• [RECORDS]

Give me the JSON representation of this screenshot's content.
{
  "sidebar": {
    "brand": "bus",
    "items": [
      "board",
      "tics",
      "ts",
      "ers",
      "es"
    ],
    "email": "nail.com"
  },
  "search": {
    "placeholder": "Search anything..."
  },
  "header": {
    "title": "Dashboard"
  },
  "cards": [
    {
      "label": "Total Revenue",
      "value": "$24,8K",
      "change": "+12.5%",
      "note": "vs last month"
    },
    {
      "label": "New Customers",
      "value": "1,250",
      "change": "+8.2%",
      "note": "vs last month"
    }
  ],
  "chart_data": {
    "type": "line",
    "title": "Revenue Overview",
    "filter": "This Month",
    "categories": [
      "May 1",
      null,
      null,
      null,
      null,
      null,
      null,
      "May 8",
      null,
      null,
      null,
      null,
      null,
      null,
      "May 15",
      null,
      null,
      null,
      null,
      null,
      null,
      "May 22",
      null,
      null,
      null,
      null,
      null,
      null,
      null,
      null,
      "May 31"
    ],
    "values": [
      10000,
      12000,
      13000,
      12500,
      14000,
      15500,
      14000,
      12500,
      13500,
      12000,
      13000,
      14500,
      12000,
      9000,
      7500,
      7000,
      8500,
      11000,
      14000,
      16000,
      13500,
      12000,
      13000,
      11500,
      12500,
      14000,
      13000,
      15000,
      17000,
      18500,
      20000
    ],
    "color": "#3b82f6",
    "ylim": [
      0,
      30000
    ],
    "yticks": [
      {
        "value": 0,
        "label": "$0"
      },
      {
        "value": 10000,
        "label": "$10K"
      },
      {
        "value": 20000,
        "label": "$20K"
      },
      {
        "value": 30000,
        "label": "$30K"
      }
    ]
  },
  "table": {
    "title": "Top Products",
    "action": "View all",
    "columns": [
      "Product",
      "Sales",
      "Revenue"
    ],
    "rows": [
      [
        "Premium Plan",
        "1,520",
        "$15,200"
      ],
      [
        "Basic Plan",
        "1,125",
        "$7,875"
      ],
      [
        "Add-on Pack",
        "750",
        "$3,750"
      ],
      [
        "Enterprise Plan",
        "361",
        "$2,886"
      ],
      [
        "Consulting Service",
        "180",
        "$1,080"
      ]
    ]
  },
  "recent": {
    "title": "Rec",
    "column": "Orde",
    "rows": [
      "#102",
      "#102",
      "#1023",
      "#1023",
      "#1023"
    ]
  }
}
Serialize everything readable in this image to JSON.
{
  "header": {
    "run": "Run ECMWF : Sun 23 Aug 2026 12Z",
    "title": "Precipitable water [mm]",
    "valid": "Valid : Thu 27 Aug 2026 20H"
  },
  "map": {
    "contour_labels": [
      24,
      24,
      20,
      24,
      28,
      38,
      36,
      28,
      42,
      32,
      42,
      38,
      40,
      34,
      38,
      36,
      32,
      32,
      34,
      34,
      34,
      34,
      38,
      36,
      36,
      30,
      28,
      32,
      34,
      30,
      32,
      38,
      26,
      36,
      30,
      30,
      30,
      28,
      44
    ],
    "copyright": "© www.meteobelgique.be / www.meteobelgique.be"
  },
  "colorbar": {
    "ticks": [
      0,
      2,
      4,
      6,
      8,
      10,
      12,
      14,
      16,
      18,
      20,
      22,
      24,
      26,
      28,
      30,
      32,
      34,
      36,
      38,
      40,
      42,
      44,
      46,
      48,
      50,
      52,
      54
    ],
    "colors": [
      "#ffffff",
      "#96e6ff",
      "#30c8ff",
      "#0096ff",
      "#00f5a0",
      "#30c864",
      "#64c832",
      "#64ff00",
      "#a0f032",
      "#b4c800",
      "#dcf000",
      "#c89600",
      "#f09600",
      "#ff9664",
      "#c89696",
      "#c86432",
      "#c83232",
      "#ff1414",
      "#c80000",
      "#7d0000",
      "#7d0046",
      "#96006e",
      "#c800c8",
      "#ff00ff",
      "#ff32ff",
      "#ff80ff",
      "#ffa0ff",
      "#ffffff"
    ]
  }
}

• [WRITTEN REQUEST] Repeat the material above in full, exactly as it stands.

• [RESPONSE TO THIS EXERCISE]
Give me the JSON representation of this screenshot's content.
{
  "sidebar": {
    "brand": "bus",
    "items": [
      "board",
      "tics",
      "ts",
      "ers",
      "es"
    ],
    "email": "nail.com"
  },
  "search": {
    "placeholder": "Search anything..."
  },
  "header": {
    "title": "Dashboard"
  },
  "cards": [
    {
      "label": "Total Revenue",
      "value": "$24,8K",
      "change": "+12.5%",
      "note": "vs last month"
    },
    {
      "label": "New Customers",
      "value": "1,250",
      "change": "+8.2%",
      "note": "vs last month"
    }
  ],
  "chart_data": {
    "type": "line",
    "title": "Revenue Overview",
    "filter": "This Month",
    "categories": [
      "May 1",
      null,
      null,
      null,
      null,
      null,
      null,
      "May 8",
      null,
      null,
      null,
      null,
      null,
      null,
      "May 15",
      null,
      null,
      null,
      null,
      null,
      null,
      "May 22",
      null,
      null,
      null,
      null,
      null,
      null,
      null,
      null,
      "May 31"
    ],
    "values": [
      10000,
      12000,
      13000,
      12500,
      14000,
      15500,
      14000,
      12500,
      13500,
      12000,
      13000,
      14500,
      12000,
      9000,
      7500,
      7000,
      8500,
      11000,
      14000,
      16000,
      13500,
      12000,
      13000,
      11500,
      12500,
      14000,
      13000,
      15000,
      17000,
      18500,
      20000
    ],
    "color": "#3b82f6",
    "ylim": [
      0,
      30000
    ],
    "yticks": [
      {
        "value": 0,
        "label": "$0"
      },
      {
        "value": 10000,
        "label": "$10K"
      },
      {
        "value": 20000,
        "label": "$20K"
      },
      {
        "value": 30000,
        "label": "$30K"
      }
    ]
  },
  "table": {
    "title": "Top Products",
    "action": "View all",
    "columns": [
      "Product",
      "Sales",
      "Revenue"
    ],
    "rows": [
      [
        "Premium Plan",
        "1,520",
        "$15,200"
      ],
      [
        "Basic Plan",
        "1,125",
        "$7,875"
      ],
      [
        "Add-on Pack",
        "750",
        "$3,750"
      ],
      [
        "Enterprise Plan",
        "361",
        "$2,886"
      ],
      [
        "Consulting Service",
        "180",
        "$1,080"
      ]
    ]
  },
  "recent": {
    "title": "Rec",
    "column": "Orde",
    "rows": [
      "#102",
      "#102",
      "#1023",
      "#1023",
      "#1023"
    ]
  }
}
Serialize everything readable in this image to JSON.
{
  "header": {
    "run": "Run ECMWF : Sun 23 Aug 2026 12Z",
    "title": "Precipitable water [mm]",
    "valid": "Valid : Thu 27 Aug 2026 20H"
  },
  "map": {
    "contour_labels": [
      24,
      24,
      20,
      24,
      28,
      38,
      36,
      28,
      42,
      32,
      42,
      38,
      40,
      34,
      38,
      36,
      32,
      32,
      34,
      34,
      34,
      34,
      38,
      36,
      36,
      30,
      28,
      32,
      34,
      30,
      32,
      38,
      26,
      36,
      30,
      30,
      30,
      28,
      44
    ],
    "copyright": "© www.meteobelgique.be / www.meteobelgique.be"
  },
  "colorbar": {
    "ticks": [
      0,
      2,
      4,
      6,
      8,
      10,
      12,
      14,
      16,
      18,
      20,
      22,
      24,
      26,
      28,
      30,
      32,
      34,
      36,
      38,
      40,
      42,
      44,
      46,
      48,
      50,
      52,
      54
    ],
    "colors": [
      "#ffffff",
      "#96e6ff",
      "#30c8ff",
      "#0096ff",
      "#00f5a0",
      "#30c864",
      "#64c832",
      "#64ff00",
      "#a0f032",
      "#b4c800",
      "#dcf000",
      "#c89600",
      "#f09600",
      "#ff9664",
      "#c89696",
      "#c86432",
      "#c83232",
      "#ff1414",
      "#c80000",
      "#7d0000",
      "#7d0046",
      "#96006e",
      "#c800c8",
      "#ff00ff",
      "#ff32ff",
      "#ff80ff",
      "#ffa0ff",
      "#ffffff"
    ]
  }
}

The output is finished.